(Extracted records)
((

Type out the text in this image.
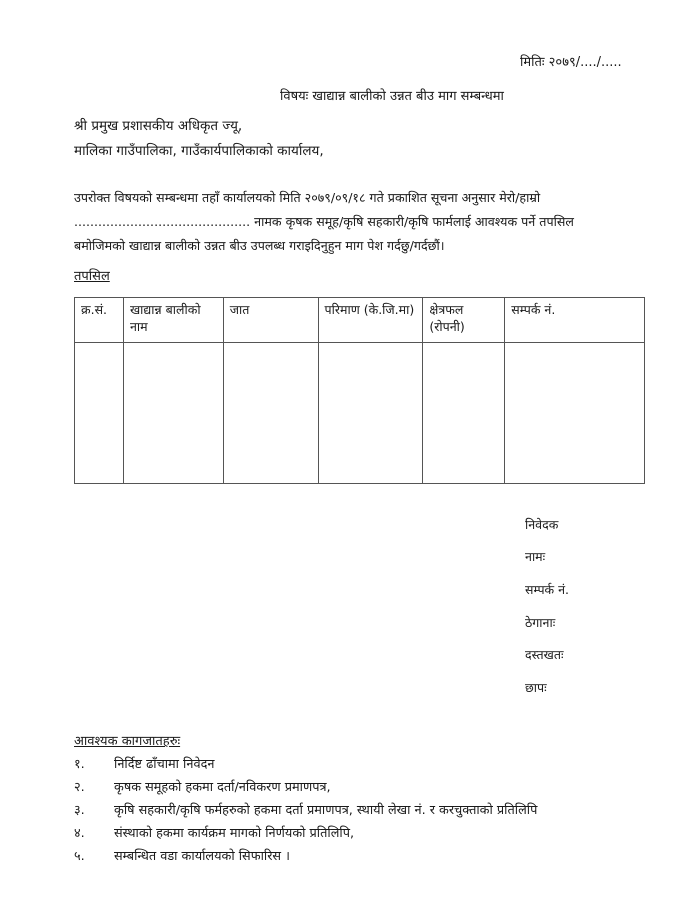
मितिः २०७९/..../.....
विषयः खाद्यान्न बालीको उन्नत बीउ माग सम्बन्धमा
श्री प्रमुख प्रशासकीय अधिकृत ज्यू,
मालिका गाउँपालिका, गाउँकार्यपालिकाको कार्यालय,
उपरोक्त विषयको सम्बन्धमा तहाँ कार्यालयको मिति २०७९/०९/१८ गते प्रकाशित सूचना अनुसार मेरो/हाम्रो
............................................ नामक कृषक समूह/कृषि सहकारी/कृषि फार्मलाई आवश्यक पर्ने तपसिल
बमोजिमको खाद्यान्न बालीको उन्नत बीउ उपलब्ध गराइदिनुहुन माग पेश गर्दछु/गर्दछौं।
तपसिल
क्र.सं.	खाद्यान्न बालीको नाम	जात	परिमाण (के.जि.मा)	क्षेत्रफल (रोपनी)	सम्पर्क नं.

निवेदक
नामः
सम्पर्क नं.
ठेगानाः
दस्तखतः
छापः
आवश्यक कागजातहरुः
१. निर्दिष्ट ढाँचामा निवेदन
२. कृषक समूहको हकमा दर्ता/नविकरण प्रमाणपत्र,
३. कृषि सहकारी/कृषि फर्महरुको हकमा दर्ता प्रमाणपत्र, स्थायी लेखा नं. र करचुक्ताको प्रतिलिपि
४. संस्थाको हकमा कार्यक्रम मागको निर्णयको प्रतिलिपि,
५. सम्बन्धित वडा कार्यालयको सिफारिस ।
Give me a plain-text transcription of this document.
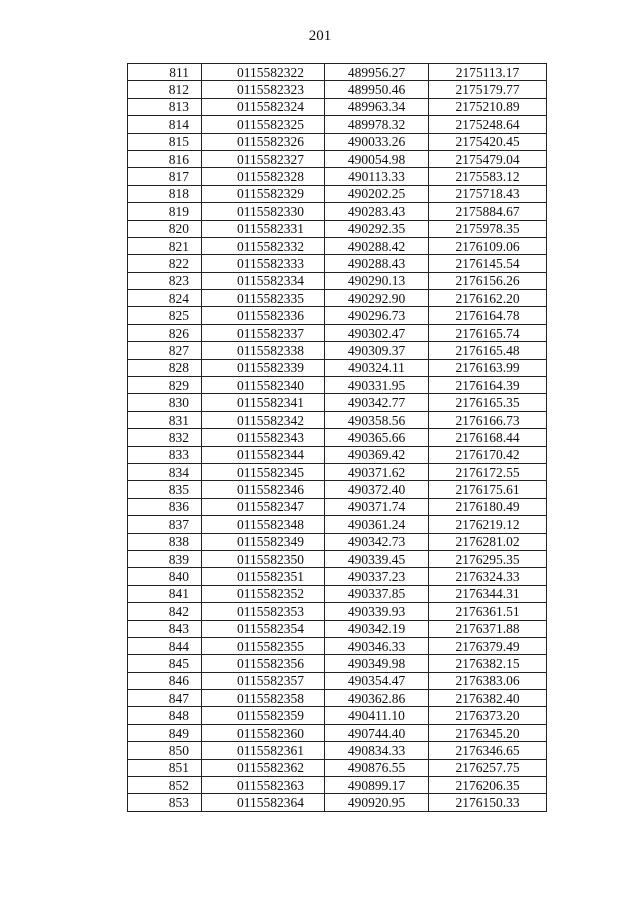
201
811	0115582322	489956.27	2175113.17
812	0115582323	489950.46	2175179.77
813	0115582324	489963.34	2175210.89
814	0115582325	489978.32	2175248.64
815	0115582326	490033.26	2175420.45
816	0115582327	490054.98	2175479.04
817	0115582328	490113.33	2175583.12
818	0115582329	490202.25	2175718.43
819	0115582330	490283.43	2175884.67
820	0115582331	490292.35	2175978.35
821	0115582332	490288.42	2176109.06
822	0115582333	490288.43	2176145.54
823	0115582334	490290.13	2176156.26
824	0115582335	490292.90	2176162.20
825	0115582336	490296.73	2176164.78
826	0115582337	490302.47	2176165.74
827	0115582338	490309.37	2176165.48
828	0115582339	490324.11	2176163.99
829	0115582340	490331.95	2176164.39
830	0115582341	490342.77	2176165.35
831	0115582342	490358.56	2176166.73
832	0115582343	490365.66	2176168.44
833	0115582344	490369.42	2176170.42
834	0115582345	490371.62	2176172.55
835	0115582346	490372.40	2176175.61
836	0115582347	490371.74	2176180.49
837	0115582348	490361.24	2176219.12
838	0115582349	490342.73	2176281.02
839	0115582350	490339.45	2176295.35
840	0115582351	490337.23	2176324.33
841	0115582352	490337.85	2176344.31
842	0115582353	490339.93	2176361.51
843	0115582354	490342.19	2176371.88
844	0115582355	490346.33	2176379.49
845	0115582356	490349.98	2176382.15
846	0115582357	490354.47	2176383.06
847	0115582358	490362.86	2176382.40
848	0115582359	490411.10	2176373.20
849	0115582360	490744.40	2176345.20
850	0115582361	490834.33	2176346.65
851	0115582362	490876.55	2176257.75
852	0115582363	490899.17	2176206.35
853	0115582364	490920.95	2176150.33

))

(What you are asked to do)
Take the listing and print it again exactly, but without any pictures.

(Exercise output)
Type out the text in this image.
मितिः २०७९/..../.....
विषयः खाद्यान्न बालीको उन्नत बीउ माग सम्बन्धमा
श्री प्रमुख प्रशासकीय अधिकृत ज्यू,
मालिका गाउँपालिका, गाउँकार्यपालिकाको कार्यालय,
उपरोक्त विषयको सम्बन्धमा तहाँ कार्यालयको मिति २०७९/०९/१८ गते प्रकाशित सूचना अनुसार मेरो/हाम्रो
............................................ नामक कृषक समूह/कृषि सहकारी/कृषि फार्मलाई आवश्यक पर्ने तपसिल
बमोजिमको खाद्यान्न बालीको उन्नत बीउ उपलब्ध गराइदिनुहुन माग पेश गर्दछु/गर्दछौं।
तपसिल
क्र.सं.	खाद्यान्न बालीको नाम	जात	परिमाण (के.जि.मा)	क्षेत्रफल (रोपनी)	सम्पर्क नं.

निवेदक
नामः
सम्पर्क नं.
ठेगानाः
दस्तखतः
छापः
आवश्यक कागजातहरुः
१. निर्दिष्ट ढाँचामा निवेदन
२. कृषक समूहको हकमा दर्ता/नविकरण प्रमाणपत्र,
३. कृषि सहकारी/कृषि फर्महरुको हकमा दर्ता प्रमाणपत्र, स्थायी लेखा नं. र करचुक्ताको प्रतिलिपि
४. संस्थाको हकमा कार्यक्रम मागको निर्णयको प्रतिलिपि,
५. सम्बन्धित वडा कार्यालयको सिफारिस ।
Give me a plain-text transcription of this document.
201
811	0115582322	489956.27	2175113.17
812	0115582323	489950.46	2175179.77
813	0115582324	489963.34	2175210.89
814	0115582325	489978.32	2175248.64
815	0115582326	490033.26	2175420.45
816	0115582327	490054.98	2175479.04
817	0115582328	490113.33	2175583.12
818	0115582329	490202.25	2175718.43
819	0115582330	490283.43	2175884.67
820	0115582331	490292.35	2175978.35
821	0115582332	490288.42	2176109.06
822	0115582333	490288.43	2176145.54
823	0115582334	490290.13	2176156.26
824	0115582335	490292.90	2176162.20
825	0115582336	490296.73	2176164.78
826	0115582337	490302.47	2176165.74
827	0115582338	490309.37	2176165.48
828	0115582339	490324.11	2176163.99
829	0115582340	490331.95	2176164.39
830	0115582341	490342.77	2176165.35
831	0115582342	490358.56	2176166.73
832	0115582343	490365.66	2176168.44
833	0115582344	490369.42	2176170.42
834	0115582345	490371.62	2176172.55
835	0115582346	490372.40	2176175.61
836	0115582347	490371.74	2176180.49
837	0115582348	490361.24	2176219.12
838	0115582349	490342.73	2176281.02
839	0115582350	490339.45	2176295.35
840	0115582351	490337.23	2176324.33
841	0115582352	490337.85	2176344.31
842	0115582353	490339.93	2176361.51
843	0115582354	490342.19	2176371.88
844	0115582355	490346.33	2176379.49
845	0115582356	490349.98	2176382.15
846	0115582357	490354.47	2176383.06
847	0115582358	490362.86	2176382.40
848	0115582359	490411.10	2176373.20
849	0115582360	490744.40	2176345.20
850	0115582361	490834.33	2176346.65
851	0115582362	490876.55	2176257.75
852	0115582363	490899.17	2176206.35
853	0115582364	490920.95	2176150.33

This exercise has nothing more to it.